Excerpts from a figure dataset

· · · ·

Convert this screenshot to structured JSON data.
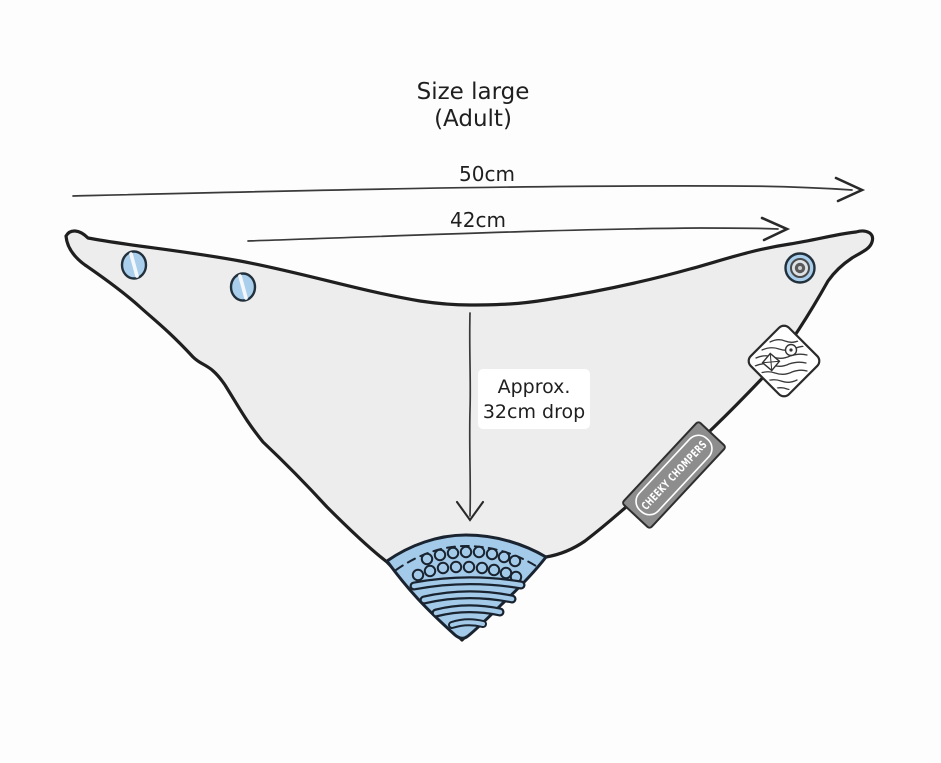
{
  "title": {
    "line1": "Size large",
    "line2": "(Adult)"
  },
  "measurements": {
    "total_width": "50cm",
    "snap_width": "42cm",
    "drop_label_line1": "Approx.",
    "drop_label_line2": "32cm drop"
  },
  "brand_tag": {
    "label": "CHEEKY CHOMPERS"
  },
  "icons": {
    "snap_button": "snap-button-icon",
    "snap_socket": "snap-socket-icon",
    "care_label": "care-label-icon",
    "teether": "teether-corner-icon"
  },
  "colors": {
    "background": "#fdfdfd",
    "fabric": "#ededed",
    "outline": "#1f1f1f",
    "snap_blue": "#a9cfec",
    "teether_blue": "#a3cbe9",
    "teether_outline": "#1a2430",
    "tag_gray": "#8d8d8d",
    "label_white": "#ffffff",
    "text": "#1f1f1f"
  }
}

· · · ·

Send back the data above word for word, with the pictures left out.

EXERCISE RESULT:
Convert this screenshot to structured JSON data.
{
  "title": {
    "line1": "Size large",
    "line2": "(Adult)"
  },
  "measurements": {
    "total_width": "50cm",
    "snap_width": "42cm",
    "drop_label_line1": "Approx.",
    "drop_label_line2": "32cm drop"
  },
  "brand_tag": {
    "label": "CHEEKY CHOMPERS"
  },
  "icons": {
    "snap_button": "snap-button-icon",
    "snap_socket": "snap-socket-icon",
    "care_label": "care-label-icon",
    "teether": "teether-corner-icon"
  },
  "colors": {
    "background": "#fdfdfd",
    "fabric": "#ededed",
    "outline": "#1f1f1f",
    "snap_blue": "#a9cfec",
    "teether_blue": "#a3cbe9",
    "teether_outline": "#1a2430",
    "tag_gray": "#8d8d8d",
    "label_white": "#ffffff",
    "text": "#1f1f1f"
  }
}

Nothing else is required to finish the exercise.